[Data excerpts]
□ □ □ □

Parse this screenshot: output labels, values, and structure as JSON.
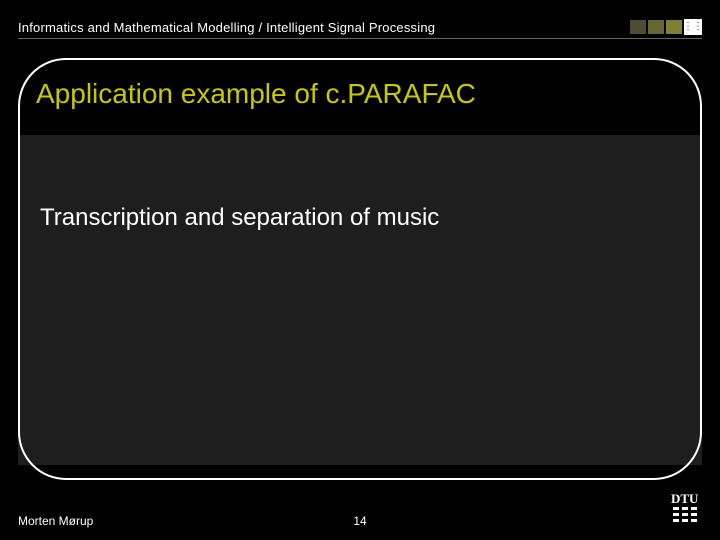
{
  "header": {
    "organization": "Informatics and Mathematical Modelling / Intelligent Signal Processing"
  },
  "slide": {
    "title": "Application example of c.PARAFAC",
    "body": "Transcription and separation of music"
  },
  "footer": {
    "author": "Morten Mørup",
    "page_number": "14"
  },
  "colors": {
    "accent": "#c8c800",
    "body_band": "#1e1e1e"
  }
}
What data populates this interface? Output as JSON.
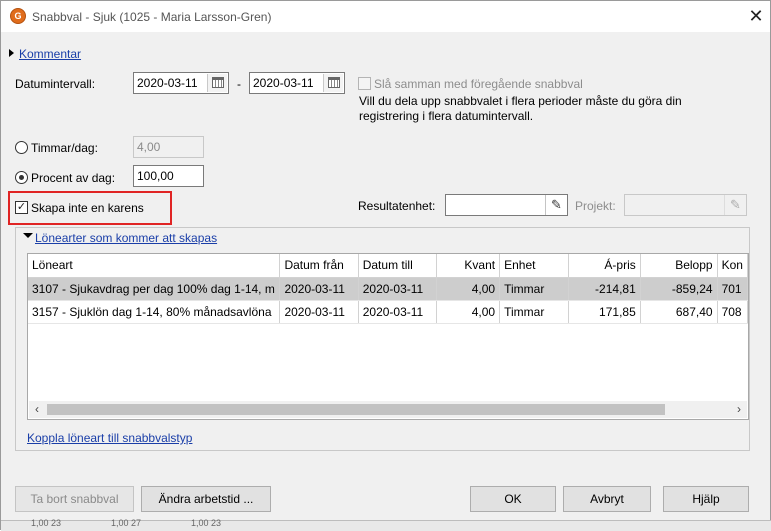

□ □ □ □

**Short task**.
Every line above should be repeated exactly; pictures stay out of the copy.

**Written response**.
Parse this screenshot: output labels, values, and structure as JSON.
{
  "header": {
    "organization": "Informatics and Mathematical Modelling / Intelligent Signal Processing"
  },
  "slide": {
    "title": "Application example of c.PARAFAC",
    "body": "Transcription and separation of music"
  },
  "footer": {
    "author": "Morten Mørup",
    "page_number": "14"
  },
  "colors": {
    "accent": "#c8c800",
    "body_band": "#1e1e1e"
  }
}
What data populates this interface? Output as JSON.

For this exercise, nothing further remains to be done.